** Begin Excerpted data **

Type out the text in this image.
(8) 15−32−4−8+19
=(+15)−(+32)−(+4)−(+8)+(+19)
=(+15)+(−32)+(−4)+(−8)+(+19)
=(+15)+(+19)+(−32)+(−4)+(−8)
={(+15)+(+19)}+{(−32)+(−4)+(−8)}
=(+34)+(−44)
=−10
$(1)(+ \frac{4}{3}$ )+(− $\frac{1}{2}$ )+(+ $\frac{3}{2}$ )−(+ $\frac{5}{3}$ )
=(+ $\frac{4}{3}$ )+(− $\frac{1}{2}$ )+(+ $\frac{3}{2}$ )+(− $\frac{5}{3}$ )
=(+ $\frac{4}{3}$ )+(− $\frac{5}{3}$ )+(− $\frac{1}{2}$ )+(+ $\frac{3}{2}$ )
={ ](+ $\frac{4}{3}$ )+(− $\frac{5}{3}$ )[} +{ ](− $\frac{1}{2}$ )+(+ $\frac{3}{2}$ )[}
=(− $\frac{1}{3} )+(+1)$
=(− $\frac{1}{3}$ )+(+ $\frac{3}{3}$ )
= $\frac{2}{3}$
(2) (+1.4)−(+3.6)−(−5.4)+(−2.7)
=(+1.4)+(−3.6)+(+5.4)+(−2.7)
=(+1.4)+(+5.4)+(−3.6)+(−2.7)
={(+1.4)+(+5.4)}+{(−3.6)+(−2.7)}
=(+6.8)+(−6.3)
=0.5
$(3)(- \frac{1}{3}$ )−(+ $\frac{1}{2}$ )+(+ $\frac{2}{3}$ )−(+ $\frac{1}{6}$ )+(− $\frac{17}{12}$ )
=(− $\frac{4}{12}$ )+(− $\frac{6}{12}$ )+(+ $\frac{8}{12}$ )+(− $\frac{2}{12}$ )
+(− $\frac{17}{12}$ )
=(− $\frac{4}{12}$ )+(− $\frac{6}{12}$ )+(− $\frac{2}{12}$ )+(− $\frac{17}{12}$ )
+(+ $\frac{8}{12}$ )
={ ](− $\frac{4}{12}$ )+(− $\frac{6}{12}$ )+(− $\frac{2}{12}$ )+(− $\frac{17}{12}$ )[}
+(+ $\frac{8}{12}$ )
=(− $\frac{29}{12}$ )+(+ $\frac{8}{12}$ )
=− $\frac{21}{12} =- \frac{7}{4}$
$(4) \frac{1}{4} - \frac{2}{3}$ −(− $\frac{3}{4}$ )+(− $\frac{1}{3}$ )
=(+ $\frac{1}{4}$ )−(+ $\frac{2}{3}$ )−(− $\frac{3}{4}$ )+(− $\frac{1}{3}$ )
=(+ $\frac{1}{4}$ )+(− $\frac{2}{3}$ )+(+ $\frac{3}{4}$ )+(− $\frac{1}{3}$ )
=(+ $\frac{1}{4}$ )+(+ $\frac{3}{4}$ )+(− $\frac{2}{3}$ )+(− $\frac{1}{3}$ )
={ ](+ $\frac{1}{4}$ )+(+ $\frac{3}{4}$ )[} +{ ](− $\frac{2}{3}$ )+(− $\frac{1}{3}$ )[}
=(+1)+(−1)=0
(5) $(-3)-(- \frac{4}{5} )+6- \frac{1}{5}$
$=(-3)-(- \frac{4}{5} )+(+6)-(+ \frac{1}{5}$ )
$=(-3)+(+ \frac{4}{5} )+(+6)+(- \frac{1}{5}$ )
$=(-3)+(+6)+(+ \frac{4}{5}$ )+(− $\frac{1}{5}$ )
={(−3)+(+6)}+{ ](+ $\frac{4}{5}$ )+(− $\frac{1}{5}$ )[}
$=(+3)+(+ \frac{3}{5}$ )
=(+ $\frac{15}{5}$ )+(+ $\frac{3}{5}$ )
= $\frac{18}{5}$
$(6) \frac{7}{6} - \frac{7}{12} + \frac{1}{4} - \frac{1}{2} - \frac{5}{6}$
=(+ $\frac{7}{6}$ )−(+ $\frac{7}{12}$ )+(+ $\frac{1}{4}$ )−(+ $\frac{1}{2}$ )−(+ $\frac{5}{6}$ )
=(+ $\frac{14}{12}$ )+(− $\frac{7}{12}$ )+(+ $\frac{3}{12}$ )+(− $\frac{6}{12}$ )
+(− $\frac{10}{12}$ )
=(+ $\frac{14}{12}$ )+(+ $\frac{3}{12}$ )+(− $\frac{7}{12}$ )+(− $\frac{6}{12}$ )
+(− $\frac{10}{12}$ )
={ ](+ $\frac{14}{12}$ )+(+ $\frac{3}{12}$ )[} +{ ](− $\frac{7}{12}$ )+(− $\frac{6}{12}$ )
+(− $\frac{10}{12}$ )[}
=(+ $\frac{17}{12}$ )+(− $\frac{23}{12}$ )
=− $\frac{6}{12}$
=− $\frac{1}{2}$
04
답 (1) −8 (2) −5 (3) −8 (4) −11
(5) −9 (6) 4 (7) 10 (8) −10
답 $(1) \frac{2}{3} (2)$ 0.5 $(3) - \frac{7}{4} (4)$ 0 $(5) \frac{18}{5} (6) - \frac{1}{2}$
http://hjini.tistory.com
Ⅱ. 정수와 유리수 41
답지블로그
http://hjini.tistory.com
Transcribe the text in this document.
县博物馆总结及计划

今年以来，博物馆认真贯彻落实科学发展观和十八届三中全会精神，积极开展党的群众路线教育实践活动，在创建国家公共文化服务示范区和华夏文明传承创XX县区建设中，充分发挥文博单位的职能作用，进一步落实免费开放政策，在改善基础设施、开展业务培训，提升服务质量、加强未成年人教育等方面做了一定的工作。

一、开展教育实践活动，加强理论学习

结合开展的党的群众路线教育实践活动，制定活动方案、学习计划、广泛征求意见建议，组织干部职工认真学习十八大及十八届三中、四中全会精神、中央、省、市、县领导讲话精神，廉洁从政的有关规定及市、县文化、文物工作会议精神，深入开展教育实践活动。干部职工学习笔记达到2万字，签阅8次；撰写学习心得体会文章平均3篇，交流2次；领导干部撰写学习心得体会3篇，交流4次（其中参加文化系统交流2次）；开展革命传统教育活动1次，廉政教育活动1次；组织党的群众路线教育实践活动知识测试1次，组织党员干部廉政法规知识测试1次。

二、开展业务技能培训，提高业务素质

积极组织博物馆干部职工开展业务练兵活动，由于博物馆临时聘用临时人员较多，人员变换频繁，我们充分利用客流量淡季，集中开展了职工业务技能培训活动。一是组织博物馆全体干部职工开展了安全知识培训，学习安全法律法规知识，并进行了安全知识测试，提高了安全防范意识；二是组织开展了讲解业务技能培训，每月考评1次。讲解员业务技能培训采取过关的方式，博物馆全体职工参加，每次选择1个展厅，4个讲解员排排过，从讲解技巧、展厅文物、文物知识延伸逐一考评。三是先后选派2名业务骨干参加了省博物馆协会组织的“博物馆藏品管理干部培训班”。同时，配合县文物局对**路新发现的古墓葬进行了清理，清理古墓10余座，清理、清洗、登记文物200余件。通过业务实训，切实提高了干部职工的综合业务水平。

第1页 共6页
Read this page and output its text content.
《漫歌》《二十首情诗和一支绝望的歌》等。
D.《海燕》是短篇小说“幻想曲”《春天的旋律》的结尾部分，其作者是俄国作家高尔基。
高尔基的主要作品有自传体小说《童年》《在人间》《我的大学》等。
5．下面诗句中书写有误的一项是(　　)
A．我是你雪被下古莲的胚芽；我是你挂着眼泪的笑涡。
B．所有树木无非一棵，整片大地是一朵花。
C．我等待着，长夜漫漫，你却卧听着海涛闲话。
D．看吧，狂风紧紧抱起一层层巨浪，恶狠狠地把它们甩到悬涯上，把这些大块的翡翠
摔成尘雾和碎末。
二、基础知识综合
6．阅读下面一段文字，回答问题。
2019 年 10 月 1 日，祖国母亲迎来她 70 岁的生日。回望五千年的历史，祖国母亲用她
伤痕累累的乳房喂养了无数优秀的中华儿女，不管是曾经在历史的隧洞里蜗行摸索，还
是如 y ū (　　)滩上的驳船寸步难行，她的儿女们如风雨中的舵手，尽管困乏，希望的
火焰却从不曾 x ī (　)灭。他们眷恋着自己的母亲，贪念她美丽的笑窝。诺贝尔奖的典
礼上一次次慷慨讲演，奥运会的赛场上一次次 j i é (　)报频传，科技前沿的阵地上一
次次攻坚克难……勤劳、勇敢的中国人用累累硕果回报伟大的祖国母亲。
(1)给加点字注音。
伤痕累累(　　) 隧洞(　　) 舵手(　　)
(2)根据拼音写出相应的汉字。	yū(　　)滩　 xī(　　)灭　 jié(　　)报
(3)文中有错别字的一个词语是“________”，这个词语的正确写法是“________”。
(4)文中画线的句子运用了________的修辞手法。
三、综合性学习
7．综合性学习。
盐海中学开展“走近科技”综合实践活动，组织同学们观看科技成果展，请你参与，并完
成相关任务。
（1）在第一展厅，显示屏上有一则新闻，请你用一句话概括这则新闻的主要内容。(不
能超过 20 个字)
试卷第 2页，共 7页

** End Excerpted data **

▶ [Written request]: Keep only the lines from the one containing "Read this page and output its text content." to the end of the entries, and repeat them exactly.

▶ [Response]:
Read this page and output its text content.
《漫歌》《二十首情诗和一支绝望的歌》等。
D.《海燕》是短篇小说“幻想曲”《春天的旋律》的结尾部分，其作者是俄国作家高尔基。
高尔基的主要作品有自传体小说《童年》《在人间》《我的大学》等。
5．下面诗句中书写有误的一项是(　　)
A．我是你雪被下古莲的胚芽；我是你挂着眼泪的笑涡。
B．所有树木无非一棵，整片大地是一朵花。
C．我等待着，长夜漫漫，你却卧听着海涛闲话。
D．看吧，狂风紧紧抱起一层层巨浪，恶狠狠地把它们甩到悬涯上，把这些大块的翡翠
摔成尘雾和碎末。
二、基础知识综合
6．阅读下面一段文字，回答问题。
2019 年 10 月 1 日，祖国母亲迎来她 70 岁的生日。回望五千年的历史，祖国母亲用她
伤痕累累的乳房喂养了无数优秀的中华儿女，不管是曾经在历史的隧洞里蜗行摸索，还
是如 y ū (　　)滩上的驳船寸步难行，她的儿女们如风雨中的舵手，尽管困乏，希望的
火焰却从不曾 x ī (　)灭。他们眷恋着自己的母亲，贪念她美丽的笑窝。诺贝尔奖的典
礼上一次次慷慨讲演，奥运会的赛场上一次次 j i é (　)报频传，科技前沿的阵地上一
次次攻坚克难……勤劳、勇敢的中国人用累累硕果回报伟大的祖国母亲。
(1)给加点字注音。
伤痕累累(　　) 隧洞(　　) 舵手(　　)
(2)根据拼音写出相应的汉字。	yū(　　)滩　 xī(　　)灭　 jié(　　)报
(3)文中有错别字的一个词语是“________”，这个词语的正确写法是“________”。
(4)文中画线的句子运用了________的修辞手法。
三、综合性学习
7．综合性学习。
盐海中学开展“走近科技”综合实践活动，组织同学们观看科技成果展，请你参与，并完
成相关任务。
（1）在第一展厅，显示屏上有一则新闻，请你用一句话概括这则新闻的主要内容。(不
能超过 20 个字)
试卷第 2页，共 7页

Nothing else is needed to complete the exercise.